* [Data entries for graphics]
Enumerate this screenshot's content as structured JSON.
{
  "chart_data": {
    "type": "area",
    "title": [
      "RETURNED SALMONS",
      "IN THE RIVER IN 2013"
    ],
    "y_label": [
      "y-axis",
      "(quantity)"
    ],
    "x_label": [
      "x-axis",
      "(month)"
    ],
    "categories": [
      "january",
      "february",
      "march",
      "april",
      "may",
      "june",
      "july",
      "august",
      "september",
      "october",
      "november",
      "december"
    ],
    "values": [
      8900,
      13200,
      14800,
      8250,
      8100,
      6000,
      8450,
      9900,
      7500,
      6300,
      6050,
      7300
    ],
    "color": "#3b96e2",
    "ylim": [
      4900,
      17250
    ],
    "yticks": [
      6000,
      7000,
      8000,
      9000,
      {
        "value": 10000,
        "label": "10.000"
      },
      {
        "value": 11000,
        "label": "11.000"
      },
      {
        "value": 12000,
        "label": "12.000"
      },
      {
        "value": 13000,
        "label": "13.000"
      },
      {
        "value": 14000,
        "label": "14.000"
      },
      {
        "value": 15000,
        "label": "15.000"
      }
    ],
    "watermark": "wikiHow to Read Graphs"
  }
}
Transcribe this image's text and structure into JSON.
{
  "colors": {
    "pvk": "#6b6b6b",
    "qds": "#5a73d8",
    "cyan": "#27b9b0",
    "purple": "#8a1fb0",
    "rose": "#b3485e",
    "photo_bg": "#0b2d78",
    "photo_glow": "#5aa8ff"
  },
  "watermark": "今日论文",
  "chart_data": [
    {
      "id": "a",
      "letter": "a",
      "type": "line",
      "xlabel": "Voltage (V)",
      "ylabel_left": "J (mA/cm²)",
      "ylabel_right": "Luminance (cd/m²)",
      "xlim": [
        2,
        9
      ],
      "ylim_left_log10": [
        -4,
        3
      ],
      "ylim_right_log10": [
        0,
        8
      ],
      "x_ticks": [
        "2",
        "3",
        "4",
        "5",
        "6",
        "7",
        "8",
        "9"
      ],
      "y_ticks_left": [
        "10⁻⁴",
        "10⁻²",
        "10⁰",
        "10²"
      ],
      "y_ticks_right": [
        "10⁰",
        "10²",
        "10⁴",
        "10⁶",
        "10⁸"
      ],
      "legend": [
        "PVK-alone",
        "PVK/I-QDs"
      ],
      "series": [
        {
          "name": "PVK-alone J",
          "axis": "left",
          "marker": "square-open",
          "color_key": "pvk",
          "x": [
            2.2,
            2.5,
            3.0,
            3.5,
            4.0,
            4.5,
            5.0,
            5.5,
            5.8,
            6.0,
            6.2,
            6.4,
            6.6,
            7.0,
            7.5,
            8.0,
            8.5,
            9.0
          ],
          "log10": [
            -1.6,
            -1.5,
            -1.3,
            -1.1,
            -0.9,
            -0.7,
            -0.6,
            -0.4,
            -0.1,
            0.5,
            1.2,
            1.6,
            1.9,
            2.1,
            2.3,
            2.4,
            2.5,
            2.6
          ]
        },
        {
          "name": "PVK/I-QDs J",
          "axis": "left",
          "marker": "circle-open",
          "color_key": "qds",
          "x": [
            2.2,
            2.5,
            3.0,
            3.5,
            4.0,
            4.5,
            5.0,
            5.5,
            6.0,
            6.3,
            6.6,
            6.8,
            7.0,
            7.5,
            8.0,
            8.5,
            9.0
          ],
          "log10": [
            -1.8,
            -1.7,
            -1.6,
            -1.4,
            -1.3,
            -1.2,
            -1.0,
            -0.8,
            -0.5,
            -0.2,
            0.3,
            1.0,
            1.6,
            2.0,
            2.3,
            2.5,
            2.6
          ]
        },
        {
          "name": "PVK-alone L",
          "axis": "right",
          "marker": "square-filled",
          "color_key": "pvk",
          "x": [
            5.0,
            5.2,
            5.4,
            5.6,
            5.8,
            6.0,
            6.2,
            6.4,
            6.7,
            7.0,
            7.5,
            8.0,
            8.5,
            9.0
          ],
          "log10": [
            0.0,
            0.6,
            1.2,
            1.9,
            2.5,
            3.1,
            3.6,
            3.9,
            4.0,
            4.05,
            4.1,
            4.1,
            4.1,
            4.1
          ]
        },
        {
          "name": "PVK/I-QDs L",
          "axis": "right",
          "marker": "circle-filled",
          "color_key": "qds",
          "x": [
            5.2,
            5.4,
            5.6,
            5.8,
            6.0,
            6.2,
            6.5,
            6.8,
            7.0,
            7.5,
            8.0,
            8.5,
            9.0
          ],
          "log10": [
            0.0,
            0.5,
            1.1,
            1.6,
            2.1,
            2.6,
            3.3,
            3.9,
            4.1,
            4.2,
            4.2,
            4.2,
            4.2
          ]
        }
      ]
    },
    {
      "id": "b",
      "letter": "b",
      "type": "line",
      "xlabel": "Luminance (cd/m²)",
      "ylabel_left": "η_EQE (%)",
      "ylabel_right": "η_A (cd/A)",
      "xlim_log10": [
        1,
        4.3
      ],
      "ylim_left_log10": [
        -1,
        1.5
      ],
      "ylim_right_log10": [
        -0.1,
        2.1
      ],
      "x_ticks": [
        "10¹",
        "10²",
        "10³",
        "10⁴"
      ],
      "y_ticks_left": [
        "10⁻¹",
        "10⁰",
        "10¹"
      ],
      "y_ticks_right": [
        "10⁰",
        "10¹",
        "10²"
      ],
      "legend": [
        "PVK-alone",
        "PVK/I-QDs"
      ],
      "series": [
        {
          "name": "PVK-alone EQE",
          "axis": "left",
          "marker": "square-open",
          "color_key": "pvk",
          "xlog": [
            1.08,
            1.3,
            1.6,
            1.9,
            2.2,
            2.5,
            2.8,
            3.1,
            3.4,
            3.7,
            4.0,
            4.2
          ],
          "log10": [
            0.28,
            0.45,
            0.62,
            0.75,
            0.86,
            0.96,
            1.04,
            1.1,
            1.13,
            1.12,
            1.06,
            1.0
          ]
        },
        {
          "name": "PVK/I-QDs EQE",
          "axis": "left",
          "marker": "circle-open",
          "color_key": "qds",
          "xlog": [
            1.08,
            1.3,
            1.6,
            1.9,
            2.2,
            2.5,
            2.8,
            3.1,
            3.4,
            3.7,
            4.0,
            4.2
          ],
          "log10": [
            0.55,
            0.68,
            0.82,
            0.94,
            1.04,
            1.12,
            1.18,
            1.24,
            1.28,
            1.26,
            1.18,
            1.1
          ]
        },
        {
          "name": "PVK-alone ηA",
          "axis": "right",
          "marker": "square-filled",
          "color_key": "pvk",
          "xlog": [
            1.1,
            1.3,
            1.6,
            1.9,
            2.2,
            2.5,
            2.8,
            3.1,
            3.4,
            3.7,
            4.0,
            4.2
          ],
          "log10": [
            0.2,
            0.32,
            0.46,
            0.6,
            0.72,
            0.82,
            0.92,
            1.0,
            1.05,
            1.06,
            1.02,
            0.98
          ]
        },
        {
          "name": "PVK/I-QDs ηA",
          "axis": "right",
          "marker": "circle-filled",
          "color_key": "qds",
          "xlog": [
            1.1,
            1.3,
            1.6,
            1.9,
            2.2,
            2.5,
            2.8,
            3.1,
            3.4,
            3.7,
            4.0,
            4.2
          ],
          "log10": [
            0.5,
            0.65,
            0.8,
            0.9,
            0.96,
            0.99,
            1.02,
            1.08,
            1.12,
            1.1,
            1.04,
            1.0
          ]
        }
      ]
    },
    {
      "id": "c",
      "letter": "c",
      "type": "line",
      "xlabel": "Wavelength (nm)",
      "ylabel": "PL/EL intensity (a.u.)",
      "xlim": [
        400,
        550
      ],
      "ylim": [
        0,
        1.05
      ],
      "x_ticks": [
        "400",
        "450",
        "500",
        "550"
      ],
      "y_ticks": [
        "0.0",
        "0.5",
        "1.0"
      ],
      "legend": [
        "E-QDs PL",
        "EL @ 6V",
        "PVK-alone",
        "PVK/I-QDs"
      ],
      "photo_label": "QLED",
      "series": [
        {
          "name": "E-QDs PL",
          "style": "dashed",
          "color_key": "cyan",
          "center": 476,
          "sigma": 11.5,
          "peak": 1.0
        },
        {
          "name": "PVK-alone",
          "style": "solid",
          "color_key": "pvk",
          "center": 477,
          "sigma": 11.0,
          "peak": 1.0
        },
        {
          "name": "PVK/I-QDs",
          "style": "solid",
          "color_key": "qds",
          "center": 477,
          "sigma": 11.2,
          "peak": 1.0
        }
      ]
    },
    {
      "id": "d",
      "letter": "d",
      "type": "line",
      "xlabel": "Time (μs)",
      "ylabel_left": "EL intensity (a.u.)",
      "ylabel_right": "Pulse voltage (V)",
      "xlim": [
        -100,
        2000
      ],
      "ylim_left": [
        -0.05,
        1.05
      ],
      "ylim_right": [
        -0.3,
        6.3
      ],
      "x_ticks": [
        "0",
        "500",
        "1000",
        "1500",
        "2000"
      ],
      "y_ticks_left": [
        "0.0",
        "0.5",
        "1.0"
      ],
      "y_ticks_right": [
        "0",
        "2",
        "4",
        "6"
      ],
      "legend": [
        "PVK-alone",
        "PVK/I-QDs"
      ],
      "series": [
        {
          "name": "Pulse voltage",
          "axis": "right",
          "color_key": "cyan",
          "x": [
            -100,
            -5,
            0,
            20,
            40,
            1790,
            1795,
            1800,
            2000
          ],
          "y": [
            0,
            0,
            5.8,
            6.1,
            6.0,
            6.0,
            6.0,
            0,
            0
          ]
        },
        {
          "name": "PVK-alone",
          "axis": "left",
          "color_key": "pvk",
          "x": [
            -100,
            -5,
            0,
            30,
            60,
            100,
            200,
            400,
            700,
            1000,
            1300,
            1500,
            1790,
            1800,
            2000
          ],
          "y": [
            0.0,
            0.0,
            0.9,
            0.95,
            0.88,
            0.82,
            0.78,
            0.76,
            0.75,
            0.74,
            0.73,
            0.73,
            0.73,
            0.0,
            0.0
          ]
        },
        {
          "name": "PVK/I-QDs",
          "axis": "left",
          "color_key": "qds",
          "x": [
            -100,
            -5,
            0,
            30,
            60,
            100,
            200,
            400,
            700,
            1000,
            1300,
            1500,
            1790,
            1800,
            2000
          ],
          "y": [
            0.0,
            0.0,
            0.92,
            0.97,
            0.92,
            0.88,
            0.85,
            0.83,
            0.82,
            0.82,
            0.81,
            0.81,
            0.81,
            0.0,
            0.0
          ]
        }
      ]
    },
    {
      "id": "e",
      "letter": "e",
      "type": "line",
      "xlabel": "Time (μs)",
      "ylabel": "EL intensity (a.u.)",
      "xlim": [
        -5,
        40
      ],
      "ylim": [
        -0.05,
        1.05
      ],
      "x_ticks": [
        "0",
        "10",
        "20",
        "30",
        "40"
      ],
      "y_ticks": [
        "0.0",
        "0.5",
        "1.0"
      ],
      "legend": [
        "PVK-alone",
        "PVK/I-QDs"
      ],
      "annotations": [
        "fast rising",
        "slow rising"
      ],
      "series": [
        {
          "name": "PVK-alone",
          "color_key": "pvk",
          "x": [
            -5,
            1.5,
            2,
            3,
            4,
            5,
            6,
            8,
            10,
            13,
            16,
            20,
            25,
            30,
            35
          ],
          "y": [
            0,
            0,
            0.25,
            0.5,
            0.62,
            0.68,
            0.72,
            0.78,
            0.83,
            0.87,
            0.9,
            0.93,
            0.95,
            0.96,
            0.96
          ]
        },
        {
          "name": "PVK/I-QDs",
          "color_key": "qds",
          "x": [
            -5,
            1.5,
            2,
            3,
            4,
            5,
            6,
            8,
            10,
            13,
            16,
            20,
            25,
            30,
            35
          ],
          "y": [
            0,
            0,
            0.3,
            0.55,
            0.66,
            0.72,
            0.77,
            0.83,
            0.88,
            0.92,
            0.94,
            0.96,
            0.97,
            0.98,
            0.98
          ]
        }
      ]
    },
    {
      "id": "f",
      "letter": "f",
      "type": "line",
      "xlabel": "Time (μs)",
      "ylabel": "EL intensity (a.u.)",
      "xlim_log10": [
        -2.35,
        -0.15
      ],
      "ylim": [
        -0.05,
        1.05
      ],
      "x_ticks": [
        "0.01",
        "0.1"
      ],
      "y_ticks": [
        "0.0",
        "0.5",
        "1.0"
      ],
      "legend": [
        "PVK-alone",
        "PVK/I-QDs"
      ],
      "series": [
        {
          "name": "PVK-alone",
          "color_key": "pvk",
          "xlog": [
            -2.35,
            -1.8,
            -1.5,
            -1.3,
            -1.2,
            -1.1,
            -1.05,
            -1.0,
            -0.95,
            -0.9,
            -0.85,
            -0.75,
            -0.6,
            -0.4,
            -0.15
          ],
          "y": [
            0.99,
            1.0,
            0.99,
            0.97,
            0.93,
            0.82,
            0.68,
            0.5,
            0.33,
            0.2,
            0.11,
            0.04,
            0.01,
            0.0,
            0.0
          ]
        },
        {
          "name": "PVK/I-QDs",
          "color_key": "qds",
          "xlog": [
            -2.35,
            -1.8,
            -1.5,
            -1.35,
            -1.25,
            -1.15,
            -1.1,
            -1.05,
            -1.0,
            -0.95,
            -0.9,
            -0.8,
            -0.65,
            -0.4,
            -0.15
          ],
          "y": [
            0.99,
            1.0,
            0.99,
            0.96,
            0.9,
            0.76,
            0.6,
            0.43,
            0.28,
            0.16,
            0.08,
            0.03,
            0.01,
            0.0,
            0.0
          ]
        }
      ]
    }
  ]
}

* [Task objective] Look over the material above and show each line where "this" appears.

* [Task answer]
Enumerate this screenshot's content as structured JSON.
Transcribe this image's text and structure into JSON.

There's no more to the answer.